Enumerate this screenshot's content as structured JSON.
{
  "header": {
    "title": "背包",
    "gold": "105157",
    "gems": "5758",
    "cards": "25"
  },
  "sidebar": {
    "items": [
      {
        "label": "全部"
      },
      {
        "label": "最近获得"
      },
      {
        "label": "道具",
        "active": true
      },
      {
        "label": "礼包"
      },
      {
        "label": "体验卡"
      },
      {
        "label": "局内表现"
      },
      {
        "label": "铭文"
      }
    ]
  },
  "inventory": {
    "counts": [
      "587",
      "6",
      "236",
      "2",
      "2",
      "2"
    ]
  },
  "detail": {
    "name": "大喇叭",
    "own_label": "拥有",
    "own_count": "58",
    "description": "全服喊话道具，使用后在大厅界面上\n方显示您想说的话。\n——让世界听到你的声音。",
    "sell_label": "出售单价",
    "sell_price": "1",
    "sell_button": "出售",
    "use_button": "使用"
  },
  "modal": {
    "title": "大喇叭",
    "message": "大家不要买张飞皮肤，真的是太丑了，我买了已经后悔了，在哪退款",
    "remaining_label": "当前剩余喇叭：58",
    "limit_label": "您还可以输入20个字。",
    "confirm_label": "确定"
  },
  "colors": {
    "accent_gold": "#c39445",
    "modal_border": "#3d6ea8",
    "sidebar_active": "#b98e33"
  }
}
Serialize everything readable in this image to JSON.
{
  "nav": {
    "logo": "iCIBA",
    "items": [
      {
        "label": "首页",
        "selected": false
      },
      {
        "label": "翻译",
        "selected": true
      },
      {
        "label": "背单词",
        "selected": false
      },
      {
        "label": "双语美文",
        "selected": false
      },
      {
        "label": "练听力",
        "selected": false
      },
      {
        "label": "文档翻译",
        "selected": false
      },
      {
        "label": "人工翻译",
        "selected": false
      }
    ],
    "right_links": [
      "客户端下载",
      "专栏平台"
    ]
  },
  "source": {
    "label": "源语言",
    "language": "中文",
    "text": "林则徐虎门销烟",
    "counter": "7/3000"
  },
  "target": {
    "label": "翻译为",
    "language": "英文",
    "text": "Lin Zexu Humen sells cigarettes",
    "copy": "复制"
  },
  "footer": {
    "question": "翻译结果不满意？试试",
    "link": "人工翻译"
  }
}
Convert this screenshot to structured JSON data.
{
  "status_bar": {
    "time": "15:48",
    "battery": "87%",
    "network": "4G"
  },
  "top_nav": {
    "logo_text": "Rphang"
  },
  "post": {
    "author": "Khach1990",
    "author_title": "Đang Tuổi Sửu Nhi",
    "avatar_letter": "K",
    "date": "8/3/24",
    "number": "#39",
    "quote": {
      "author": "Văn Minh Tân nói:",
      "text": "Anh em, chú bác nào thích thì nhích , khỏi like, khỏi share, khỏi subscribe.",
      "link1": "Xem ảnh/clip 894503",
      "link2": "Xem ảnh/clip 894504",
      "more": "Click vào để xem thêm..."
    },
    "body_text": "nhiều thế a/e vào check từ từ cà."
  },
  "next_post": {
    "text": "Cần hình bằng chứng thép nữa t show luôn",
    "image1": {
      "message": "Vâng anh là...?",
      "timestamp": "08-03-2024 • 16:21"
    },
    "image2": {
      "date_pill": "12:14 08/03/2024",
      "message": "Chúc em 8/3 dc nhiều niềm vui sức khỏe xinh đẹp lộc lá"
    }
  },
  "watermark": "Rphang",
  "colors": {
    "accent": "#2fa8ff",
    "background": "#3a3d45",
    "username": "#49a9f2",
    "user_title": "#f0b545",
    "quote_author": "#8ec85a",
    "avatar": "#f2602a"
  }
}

________________________________________

From the listing above, copy out each line where the word "nhiều" appears.

    "body_text": "nhiều thế a/e vào check từ từ cà."
      "message": "Chúc em 8/3 dc nhiều niềm vui sức khỏe xinh đẹp lộc lá"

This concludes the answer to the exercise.